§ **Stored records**
**********

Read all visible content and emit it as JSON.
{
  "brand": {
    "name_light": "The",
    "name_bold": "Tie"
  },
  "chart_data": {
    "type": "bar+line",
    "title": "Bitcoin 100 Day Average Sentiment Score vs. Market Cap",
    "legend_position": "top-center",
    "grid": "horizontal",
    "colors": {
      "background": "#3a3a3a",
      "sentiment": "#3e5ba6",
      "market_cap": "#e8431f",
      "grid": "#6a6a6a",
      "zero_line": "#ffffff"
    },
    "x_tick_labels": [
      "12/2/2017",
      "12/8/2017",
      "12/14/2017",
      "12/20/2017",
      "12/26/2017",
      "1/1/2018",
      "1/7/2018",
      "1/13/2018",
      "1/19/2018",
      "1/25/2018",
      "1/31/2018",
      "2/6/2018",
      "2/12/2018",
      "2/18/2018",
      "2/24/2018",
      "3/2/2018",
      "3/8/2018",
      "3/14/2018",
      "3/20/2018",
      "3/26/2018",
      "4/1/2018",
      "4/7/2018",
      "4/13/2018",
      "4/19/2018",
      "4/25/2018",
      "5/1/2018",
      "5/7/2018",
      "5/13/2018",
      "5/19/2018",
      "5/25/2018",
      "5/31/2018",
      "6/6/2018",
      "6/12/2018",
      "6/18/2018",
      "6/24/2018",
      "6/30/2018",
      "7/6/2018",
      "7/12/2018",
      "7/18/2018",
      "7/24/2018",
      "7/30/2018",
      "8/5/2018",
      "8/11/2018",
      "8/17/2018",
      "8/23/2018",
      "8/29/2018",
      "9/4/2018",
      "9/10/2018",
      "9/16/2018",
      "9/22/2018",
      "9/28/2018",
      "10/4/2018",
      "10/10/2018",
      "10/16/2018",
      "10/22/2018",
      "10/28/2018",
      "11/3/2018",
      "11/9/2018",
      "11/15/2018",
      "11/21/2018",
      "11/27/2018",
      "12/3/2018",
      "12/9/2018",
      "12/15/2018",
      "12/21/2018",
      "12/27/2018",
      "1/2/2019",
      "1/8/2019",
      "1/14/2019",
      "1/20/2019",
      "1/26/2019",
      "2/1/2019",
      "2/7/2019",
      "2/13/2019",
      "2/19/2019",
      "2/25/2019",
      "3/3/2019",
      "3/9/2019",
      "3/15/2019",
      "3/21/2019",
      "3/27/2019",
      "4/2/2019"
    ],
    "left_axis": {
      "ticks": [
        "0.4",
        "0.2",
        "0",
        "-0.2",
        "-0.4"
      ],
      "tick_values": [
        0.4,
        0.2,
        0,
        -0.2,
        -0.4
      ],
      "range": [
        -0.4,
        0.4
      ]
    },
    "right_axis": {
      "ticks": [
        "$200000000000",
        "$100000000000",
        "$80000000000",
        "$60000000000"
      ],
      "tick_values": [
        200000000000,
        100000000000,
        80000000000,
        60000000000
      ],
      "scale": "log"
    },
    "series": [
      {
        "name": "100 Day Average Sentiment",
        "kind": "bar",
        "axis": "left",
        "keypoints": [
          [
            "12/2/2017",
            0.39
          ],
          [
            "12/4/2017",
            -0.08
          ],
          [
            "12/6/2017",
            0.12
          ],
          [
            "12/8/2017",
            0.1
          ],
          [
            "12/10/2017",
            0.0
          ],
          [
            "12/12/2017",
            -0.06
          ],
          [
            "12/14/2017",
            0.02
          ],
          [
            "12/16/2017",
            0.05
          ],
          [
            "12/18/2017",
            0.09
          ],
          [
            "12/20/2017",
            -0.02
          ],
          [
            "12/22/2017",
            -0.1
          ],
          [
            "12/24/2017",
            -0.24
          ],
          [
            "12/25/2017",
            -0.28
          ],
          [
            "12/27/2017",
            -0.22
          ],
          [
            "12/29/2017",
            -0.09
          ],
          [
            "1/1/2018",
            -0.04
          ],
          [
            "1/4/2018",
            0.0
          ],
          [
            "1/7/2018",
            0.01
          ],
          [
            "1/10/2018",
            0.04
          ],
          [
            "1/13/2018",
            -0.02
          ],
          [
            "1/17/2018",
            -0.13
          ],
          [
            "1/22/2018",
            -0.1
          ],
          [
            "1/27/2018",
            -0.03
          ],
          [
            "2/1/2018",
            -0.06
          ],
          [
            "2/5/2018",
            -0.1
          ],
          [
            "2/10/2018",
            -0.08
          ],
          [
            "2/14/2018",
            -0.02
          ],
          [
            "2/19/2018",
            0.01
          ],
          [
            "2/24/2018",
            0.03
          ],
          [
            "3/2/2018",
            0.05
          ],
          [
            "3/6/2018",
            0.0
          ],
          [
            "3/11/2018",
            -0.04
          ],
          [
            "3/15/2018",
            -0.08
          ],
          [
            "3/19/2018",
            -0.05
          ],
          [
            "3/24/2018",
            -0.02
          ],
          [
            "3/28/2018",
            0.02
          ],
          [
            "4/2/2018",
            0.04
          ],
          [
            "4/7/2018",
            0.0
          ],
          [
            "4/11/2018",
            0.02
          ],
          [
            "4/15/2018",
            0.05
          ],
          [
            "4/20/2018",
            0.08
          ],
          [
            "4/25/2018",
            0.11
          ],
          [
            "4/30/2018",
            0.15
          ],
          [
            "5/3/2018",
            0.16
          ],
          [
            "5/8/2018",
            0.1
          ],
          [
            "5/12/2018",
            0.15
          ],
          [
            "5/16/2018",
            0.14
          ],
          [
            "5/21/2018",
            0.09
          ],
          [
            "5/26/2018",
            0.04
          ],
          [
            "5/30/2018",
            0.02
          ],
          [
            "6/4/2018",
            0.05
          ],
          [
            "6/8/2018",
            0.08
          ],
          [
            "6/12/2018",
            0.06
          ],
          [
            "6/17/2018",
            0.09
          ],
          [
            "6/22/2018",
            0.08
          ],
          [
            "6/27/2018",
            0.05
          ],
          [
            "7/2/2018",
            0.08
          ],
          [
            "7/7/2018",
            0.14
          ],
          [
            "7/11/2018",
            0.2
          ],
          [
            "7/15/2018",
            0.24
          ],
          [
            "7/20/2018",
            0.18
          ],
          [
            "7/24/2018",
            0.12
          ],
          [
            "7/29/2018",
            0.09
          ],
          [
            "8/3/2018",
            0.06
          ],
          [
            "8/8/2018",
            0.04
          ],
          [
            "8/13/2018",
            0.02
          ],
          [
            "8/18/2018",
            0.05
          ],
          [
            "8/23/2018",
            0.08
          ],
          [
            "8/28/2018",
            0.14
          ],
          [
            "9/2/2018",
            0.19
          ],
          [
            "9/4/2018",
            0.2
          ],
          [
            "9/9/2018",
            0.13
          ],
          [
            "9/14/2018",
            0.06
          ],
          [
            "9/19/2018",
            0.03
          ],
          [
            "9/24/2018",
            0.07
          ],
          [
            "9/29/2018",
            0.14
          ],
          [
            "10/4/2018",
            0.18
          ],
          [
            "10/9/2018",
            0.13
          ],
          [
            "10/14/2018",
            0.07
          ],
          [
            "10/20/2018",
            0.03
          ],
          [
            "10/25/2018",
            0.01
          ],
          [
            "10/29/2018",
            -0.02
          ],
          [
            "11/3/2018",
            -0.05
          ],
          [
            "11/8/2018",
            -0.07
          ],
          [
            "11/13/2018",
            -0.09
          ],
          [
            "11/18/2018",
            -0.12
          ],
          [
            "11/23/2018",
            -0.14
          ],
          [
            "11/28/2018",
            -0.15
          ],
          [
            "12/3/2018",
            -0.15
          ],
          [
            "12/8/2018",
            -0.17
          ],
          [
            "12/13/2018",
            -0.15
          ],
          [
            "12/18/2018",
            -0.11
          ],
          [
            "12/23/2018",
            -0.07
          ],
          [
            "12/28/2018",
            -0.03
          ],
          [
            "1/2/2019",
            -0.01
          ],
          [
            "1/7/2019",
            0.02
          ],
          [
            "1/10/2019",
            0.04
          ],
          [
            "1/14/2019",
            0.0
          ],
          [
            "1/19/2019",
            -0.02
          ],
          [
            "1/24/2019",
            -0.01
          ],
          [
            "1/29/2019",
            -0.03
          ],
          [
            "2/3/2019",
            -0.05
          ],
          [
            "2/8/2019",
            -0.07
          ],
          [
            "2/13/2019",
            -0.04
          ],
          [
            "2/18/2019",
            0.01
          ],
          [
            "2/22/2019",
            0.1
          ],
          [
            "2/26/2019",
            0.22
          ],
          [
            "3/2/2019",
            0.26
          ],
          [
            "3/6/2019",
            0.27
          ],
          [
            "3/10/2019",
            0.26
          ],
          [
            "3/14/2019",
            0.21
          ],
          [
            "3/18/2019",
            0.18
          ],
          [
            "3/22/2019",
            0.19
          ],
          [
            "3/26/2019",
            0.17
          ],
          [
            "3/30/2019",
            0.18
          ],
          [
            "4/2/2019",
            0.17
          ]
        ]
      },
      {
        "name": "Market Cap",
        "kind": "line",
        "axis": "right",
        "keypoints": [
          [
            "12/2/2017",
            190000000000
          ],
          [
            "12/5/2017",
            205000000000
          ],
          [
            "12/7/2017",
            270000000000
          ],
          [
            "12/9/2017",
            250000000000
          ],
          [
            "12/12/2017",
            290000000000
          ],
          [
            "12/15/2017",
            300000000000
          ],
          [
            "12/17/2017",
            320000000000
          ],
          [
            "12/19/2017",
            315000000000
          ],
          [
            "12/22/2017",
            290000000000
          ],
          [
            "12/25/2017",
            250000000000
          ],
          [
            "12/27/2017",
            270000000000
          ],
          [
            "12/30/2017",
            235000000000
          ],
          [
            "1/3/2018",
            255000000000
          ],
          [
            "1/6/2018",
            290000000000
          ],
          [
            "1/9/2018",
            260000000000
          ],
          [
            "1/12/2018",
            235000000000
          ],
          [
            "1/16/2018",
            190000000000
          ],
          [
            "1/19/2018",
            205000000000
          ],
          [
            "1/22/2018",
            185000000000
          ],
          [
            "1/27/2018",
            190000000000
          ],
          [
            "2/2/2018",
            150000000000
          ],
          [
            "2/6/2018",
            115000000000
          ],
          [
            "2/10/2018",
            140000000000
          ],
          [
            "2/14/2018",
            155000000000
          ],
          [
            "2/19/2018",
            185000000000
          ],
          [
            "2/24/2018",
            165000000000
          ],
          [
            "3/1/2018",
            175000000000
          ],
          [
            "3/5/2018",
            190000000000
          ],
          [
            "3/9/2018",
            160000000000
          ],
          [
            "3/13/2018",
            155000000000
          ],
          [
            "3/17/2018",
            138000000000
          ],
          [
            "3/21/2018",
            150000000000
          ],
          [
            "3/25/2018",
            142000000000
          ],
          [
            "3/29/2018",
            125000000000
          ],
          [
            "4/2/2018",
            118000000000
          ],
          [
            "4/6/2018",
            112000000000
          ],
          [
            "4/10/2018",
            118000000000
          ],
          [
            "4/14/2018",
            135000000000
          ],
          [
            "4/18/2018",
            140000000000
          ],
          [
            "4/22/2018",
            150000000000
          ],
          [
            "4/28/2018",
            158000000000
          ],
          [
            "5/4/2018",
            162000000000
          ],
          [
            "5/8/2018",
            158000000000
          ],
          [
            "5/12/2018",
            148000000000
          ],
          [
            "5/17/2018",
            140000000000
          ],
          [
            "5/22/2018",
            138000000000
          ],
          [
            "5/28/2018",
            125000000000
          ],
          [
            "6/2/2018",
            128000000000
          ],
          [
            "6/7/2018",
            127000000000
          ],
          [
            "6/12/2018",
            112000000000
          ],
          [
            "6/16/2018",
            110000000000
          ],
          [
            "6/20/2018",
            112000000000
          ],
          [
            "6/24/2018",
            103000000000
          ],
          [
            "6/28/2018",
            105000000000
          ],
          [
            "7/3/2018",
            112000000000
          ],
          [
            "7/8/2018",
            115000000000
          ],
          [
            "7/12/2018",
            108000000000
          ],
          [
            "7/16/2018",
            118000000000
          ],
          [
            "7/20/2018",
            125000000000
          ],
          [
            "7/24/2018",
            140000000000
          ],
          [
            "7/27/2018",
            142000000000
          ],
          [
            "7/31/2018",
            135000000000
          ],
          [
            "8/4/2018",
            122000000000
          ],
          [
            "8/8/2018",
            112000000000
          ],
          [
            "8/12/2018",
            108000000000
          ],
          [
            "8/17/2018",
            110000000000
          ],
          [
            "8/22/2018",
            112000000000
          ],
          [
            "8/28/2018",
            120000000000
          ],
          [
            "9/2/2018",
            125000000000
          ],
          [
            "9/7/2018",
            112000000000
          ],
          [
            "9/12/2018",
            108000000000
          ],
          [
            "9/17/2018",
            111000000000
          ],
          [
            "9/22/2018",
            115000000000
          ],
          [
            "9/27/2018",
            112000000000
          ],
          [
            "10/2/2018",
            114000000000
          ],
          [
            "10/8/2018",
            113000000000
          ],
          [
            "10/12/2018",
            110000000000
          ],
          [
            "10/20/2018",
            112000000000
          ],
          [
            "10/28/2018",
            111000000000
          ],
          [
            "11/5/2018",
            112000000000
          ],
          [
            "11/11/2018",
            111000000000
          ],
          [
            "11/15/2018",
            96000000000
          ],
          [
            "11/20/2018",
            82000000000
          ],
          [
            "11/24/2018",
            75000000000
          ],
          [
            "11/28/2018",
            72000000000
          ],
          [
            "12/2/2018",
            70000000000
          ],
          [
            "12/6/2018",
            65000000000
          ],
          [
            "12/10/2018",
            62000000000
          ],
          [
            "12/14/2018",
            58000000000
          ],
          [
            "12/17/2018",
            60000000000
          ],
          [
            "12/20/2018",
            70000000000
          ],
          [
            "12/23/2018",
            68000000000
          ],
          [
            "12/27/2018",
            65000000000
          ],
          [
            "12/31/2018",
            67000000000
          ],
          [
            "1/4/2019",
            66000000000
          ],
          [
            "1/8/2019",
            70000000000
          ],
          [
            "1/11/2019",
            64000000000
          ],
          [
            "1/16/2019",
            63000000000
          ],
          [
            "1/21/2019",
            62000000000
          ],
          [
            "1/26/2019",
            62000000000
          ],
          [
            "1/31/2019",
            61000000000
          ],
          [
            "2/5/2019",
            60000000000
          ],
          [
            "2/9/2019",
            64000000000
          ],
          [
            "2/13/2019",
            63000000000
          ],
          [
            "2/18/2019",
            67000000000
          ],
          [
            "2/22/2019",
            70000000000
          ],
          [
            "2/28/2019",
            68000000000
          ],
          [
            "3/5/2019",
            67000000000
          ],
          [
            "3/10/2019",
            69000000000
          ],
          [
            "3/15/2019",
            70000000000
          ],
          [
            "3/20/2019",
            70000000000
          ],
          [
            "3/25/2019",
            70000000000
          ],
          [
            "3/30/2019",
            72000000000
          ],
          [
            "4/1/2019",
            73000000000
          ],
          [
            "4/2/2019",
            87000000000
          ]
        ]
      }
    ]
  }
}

**********

§ **WRITTEN REQUEST**
Go through the records and gather the lines that hold "Average".

§ **THE RESPONSE**
    "title": "Bitcoin 100 Day Average Sentiment Score vs. Market Cap",
        "name": "100 Day Average Sentiment",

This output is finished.